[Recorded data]

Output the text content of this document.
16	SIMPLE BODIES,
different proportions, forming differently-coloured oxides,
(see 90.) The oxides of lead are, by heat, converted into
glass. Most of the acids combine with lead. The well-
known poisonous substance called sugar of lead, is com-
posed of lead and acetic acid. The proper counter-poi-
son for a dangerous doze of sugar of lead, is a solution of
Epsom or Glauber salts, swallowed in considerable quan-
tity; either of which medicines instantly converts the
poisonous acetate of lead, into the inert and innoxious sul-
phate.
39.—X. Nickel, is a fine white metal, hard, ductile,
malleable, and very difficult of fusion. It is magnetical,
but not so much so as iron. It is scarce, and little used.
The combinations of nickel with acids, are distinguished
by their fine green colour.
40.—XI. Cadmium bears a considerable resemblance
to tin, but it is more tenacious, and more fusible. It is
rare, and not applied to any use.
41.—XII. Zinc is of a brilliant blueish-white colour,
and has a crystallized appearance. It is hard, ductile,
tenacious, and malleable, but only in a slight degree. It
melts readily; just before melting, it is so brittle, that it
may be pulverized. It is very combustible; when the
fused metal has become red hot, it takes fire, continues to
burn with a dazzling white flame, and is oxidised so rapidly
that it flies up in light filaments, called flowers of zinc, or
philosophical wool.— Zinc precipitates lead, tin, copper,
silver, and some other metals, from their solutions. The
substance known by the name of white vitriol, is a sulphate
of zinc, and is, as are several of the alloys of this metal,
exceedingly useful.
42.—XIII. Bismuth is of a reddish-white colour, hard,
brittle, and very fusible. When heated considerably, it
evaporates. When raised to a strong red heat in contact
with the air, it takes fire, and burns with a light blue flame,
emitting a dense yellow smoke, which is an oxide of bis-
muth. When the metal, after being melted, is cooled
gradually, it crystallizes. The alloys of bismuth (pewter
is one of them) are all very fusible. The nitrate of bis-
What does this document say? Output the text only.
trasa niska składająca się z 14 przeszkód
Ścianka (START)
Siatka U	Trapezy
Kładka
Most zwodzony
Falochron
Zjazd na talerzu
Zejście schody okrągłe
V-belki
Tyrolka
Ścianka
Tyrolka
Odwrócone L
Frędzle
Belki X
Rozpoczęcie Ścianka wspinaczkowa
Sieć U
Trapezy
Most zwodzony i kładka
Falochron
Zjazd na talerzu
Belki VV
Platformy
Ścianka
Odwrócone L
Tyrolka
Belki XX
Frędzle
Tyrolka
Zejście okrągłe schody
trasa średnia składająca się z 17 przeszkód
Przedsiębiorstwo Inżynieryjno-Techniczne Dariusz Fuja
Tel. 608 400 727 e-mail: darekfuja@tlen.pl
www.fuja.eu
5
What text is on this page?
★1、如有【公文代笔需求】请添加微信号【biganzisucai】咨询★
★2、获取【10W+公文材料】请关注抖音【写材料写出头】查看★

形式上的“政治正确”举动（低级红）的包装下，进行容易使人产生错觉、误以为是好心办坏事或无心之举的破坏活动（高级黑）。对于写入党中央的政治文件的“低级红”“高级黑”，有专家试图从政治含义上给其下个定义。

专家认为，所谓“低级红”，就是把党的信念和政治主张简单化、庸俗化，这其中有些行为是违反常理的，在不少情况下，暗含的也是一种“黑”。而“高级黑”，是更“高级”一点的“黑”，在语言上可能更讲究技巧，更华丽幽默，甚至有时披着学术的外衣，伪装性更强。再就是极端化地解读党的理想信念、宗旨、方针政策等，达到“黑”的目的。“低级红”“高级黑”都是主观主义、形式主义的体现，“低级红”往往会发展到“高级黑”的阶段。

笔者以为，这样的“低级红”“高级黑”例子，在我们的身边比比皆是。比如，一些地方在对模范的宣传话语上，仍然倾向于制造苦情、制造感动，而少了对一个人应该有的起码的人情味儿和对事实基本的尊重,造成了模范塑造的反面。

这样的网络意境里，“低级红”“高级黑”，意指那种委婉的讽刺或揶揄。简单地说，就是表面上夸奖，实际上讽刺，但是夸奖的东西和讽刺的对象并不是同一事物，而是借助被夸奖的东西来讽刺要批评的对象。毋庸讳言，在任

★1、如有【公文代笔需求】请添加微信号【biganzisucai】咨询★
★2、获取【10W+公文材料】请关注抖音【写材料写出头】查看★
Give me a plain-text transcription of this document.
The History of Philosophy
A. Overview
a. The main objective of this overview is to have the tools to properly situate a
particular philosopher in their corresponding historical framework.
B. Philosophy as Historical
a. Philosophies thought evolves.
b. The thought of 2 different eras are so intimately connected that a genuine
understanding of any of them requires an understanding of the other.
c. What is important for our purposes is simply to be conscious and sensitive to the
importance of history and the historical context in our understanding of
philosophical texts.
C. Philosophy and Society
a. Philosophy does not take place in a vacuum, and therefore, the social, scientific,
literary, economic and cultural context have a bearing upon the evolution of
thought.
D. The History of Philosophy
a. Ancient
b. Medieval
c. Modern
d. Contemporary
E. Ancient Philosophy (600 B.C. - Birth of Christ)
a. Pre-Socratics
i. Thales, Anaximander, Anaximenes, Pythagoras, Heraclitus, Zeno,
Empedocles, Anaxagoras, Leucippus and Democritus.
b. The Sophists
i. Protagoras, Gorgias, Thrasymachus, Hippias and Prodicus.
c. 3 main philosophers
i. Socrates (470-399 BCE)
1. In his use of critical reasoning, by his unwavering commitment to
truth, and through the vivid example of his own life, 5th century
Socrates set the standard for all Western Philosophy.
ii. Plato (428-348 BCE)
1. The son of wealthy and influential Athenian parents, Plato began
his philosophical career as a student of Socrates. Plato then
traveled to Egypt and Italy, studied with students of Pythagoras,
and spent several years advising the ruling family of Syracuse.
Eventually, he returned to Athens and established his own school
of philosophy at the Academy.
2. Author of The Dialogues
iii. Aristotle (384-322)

### TASK BRIEF
Provide an exact reproduction of all the entries shown above.

### RESPONSE TO THIS EXERCISE
Output the text content of this document.
16	SIMPLE BODIES,
different proportions, forming differently-coloured oxides,
(see 90.) The oxides of lead are, by heat, converted into
glass. Most of the acids combine with lead. The well-
known poisonous substance called sugar of lead, is com-
posed of lead and acetic acid. The proper counter-poi-
son for a dangerous doze of sugar of lead, is a solution of
Epsom or Glauber salts, swallowed in considerable quan-
tity; either of which medicines instantly converts the
poisonous acetate of lead, into the inert and innoxious sul-
phate.
39.—X. Nickel, is a fine white metal, hard, ductile,
malleable, and very difficult of fusion. It is magnetical,
but not so much so as iron. It is scarce, and little used.
The combinations of nickel with acids, are distinguished
by their fine green colour.
40.—XI. Cadmium bears a considerable resemblance
to tin, but it is more tenacious, and more fusible. It is
rare, and not applied to any use.
41.—XII. Zinc is of a brilliant blueish-white colour,
and has a crystallized appearance. It is hard, ductile,
tenacious, and malleable, but only in a slight degree. It
melts readily; just before melting, it is so brittle, that it
may be pulverized. It is very combustible; when the
fused metal has become red hot, it takes fire, continues to
burn with a dazzling white flame, and is oxidised so rapidly
that it flies up in light filaments, called flowers of zinc, or
philosophical wool.— Zinc precipitates lead, tin, copper,
silver, and some other metals, from their solutions. The
substance known by the name of white vitriol, is a sulphate
of zinc, and is, as are several of the alloys of this metal,
exceedingly useful.
42.—XIII. Bismuth is of a reddish-white colour, hard,
brittle, and very fusible. When heated considerably, it
evaporates. When raised to a strong red heat in contact
with the air, it takes fire, and burns with a light blue flame,
emitting a dense yellow smoke, which is an oxide of bis-
muth. When the metal, after being melted, is cooled
gradually, it crystallizes. The alloys of bismuth (pewter
is one of them) are all very fusible. The nitrate of bis-
What does this document say? Output the text only.
trasa niska składająca się z 14 przeszkód
Ścianka (START)
Siatka U	Trapezy
Kładka
Most zwodzony
Falochron
Zjazd na talerzu
Zejście schody okrągłe
V-belki
Tyrolka
Ścianka
Tyrolka
Odwrócone L
Frędzle
Belki X
Rozpoczęcie Ścianka wspinaczkowa
Sieć U
Trapezy
Most zwodzony i kładka
Falochron
Zjazd na talerzu
Belki VV
Platformy
Ścianka
Odwrócone L
Tyrolka
Belki XX
Frędzle
Tyrolka
Zejście okrągłe schody
trasa średnia składająca się z 17 przeszkód
Przedsiębiorstwo Inżynieryjno-Techniczne Dariusz Fuja
Tel. 608 400 727 e-mail: darekfuja@tlen.pl
www.fuja.eu
5
What text is on this page?
★1、如有【公文代笔需求】请添加微信号【biganzisucai】咨询★
★2、获取【10W+公文材料】请关注抖音【写材料写出头】查看★

形式上的“政治正确”举动（低级红）的包装下，进行容易使人产生错觉、误以为是好心办坏事或无心之举的破坏活动（高级黑）。对于写入党中央的政治文件的“低级红”“高级黑”，有专家试图从政治含义上给其下个定义。

专家认为，所谓“低级红”，就是把党的信念和政治主张简单化、庸俗化，这其中有些行为是违反常理的，在不少情况下，暗含的也是一种“黑”。而“高级黑”，是更“高级”一点的“黑”，在语言上可能更讲究技巧，更华丽幽默，甚至有时披着学术的外衣，伪装性更强。再就是极端化地解读党的理想信念、宗旨、方针政策等，达到“黑”的目的。“低级红”“高级黑”都是主观主义、形式主义的体现，“低级红”往往会发展到“高级黑”的阶段。

笔者以为，这样的“低级红”“高级黑”例子，在我们的身边比比皆是。比如，一些地方在对模范的宣传话语上，仍然倾向于制造苦情、制造感动，而少了对一个人应该有的起码的人情味儿和对事实基本的尊重,造成了模范塑造的反面。

这样的网络意境里，“低级红”“高级黑”，意指那种委婉的讽刺或揶揄。简单地说，就是表面上夸奖，实际上讽刺，但是夸奖的东西和讽刺的对象并不是同一事物，而是借助被夸奖的东西来讽刺要批评的对象。毋庸讳言，在任

★1、如有【公文代笔需求】请添加微信号【biganzisucai】咨询★
★2、获取【10W+公文材料】请关注抖音【写材料写出头】查看★
Give me a plain-text transcription of this document.
The History of Philosophy
A. Overview
a. The main objective of this overview is to have the tools to properly situate a
particular philosopher in their corresponding historical framework.
B. Philosophy as Historical
a. Philosophies thought evolves.
b. The thought of 2 different eras are so intimately connected that a genuine
understanding of any of them requires an understanding of the other.
c. What is important for our purposes is simply to be conscious and sensitive to the
importance of history and the historical context in our understanding of
philosophical texts.
C. Philosophy and Society
a. Philosophy does not take place in a vacuum, and therefore, the social, scientific,
literary, economic and cultural context have a bearing upon the evolution of
thought.
D. The History of Philosophy
a. Ancient
b. Medieval
c. Modern
d. Contemporary
E. Ancient Philosophy (600 B.C. - Birth of Christ)
a. Pre-Socratics
i. Thales, Anaximander, Anaximenes, Pythagoras, Heraclitus, Zeno,
Empedocles, Anaxagoras, Leucippus and Democritus.
b. The Sophists
i. Protagoras, Gorgias, Thrasymachus, Hippias and Prodicus.
c. 3 main philosophers
i. Socrates (470-399 BCE)
1. In his use of critical reasoning, by his unwavering commitment to
truth, and through the vivid example of his own life, 5th century
Socrates set the standard for all Western Philosophy.
ii. Plato (428-348 BCE)
1. The son of wealthy and influential Athenian parents, Plato began
his philosophical career as a student of Socrates. Plato then
traveled to Egypt and Italy, studied with students of Pythagoras,
and spent several years advising the ruling family of Syracuse.
Eventually, he returned to Athens and established his own school
of philosophy at the Academy.
2. Author of The Dialogues
iii. Aristotle (384-322)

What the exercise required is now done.